=== TO DO ===
Please reproduce every record, keeping each one exactly as written.

=== INFORMATION SUPPLIED ===
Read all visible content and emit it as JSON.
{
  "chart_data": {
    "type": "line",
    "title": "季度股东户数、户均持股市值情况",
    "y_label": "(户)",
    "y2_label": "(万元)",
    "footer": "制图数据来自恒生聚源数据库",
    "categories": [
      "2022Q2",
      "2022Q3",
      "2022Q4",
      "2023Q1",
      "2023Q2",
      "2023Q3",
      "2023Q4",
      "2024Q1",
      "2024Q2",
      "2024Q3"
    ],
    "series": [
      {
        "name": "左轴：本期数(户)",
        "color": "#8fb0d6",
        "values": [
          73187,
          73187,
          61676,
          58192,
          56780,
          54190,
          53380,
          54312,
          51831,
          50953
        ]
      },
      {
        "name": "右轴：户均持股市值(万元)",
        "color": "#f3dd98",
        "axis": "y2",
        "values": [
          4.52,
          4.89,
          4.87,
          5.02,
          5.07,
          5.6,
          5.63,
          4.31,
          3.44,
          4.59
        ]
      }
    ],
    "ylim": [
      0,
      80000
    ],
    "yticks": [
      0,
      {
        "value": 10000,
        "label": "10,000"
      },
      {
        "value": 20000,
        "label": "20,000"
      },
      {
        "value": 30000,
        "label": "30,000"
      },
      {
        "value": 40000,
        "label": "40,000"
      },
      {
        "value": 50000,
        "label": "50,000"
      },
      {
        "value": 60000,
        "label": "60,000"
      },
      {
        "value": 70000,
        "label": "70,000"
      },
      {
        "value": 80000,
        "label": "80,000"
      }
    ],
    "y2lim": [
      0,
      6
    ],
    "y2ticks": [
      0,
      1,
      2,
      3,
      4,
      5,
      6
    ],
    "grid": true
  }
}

=== FINAL RESULT ===
Read all visible content and emit it as JSON.
{
  "chart_data": {
    "type": "line",
    "title": "季度股东户数、户均持股市值情况",
    "y_label": "(户)",
    "y2_label": "(万元)",
    "footer": "制图数据来自恒生聚源数据库",
    "categories": [
      "2022Q2",
      "2022Q3",
      "2022Q4",
      "2023Q1",
      "2023Q2",
      "2023Q3",
      "2023Q4",
      "2024Q1",
      "2024Q2",
      "2024Q3"
    ],
    "series": [
      {
        "name": "左轴：本期数(户)",
        "color": "#8fb0d6",
        "values": [
          73187,
          73187,
          61676,
          58192,
          56780,
          54190,
          53380,
          54312,
          51831,
          50953
        ]
      },
      {
        "name": "右轴：户均持股市值(万元)",
        "color": "#f3dd98",
        "axis": "y2",
        "values": [
          4.52,
          4.89,
          4.87,
          5.02,
          5.07,
          5.6,
          5.63,
          4.31,
          3.44,
          4.59
        ]
      }
    ],
    "ylim": [
      0,
      80000
    ],
    "yticks": [
      0,
      {
        "value": 10000,
        "label": "10,000"
      },
      {
        "value": 20000,
        "label": "20,000"
      },
      {
        "value": 30000,
        "label": "30,000"
      },
      {
        "value": 40000,
        "label": "40,000"
      },
      {
        "value": 50000,
        "label": "50,000"
      },
      {
        "value": 60000,
        "label": "60,000"
      },
      {
        "value": 70000,
        "label": "70,000"
      },
      {
        "value": 80000,
        "label": "80,000"
      }
    ],
    "y2lim": [
      0,
      6
    ],
    "y2ticks": [
      0,
      1,
      2,
      3,
      4,
      5,
      6
    ],
    "grid": true
  }
}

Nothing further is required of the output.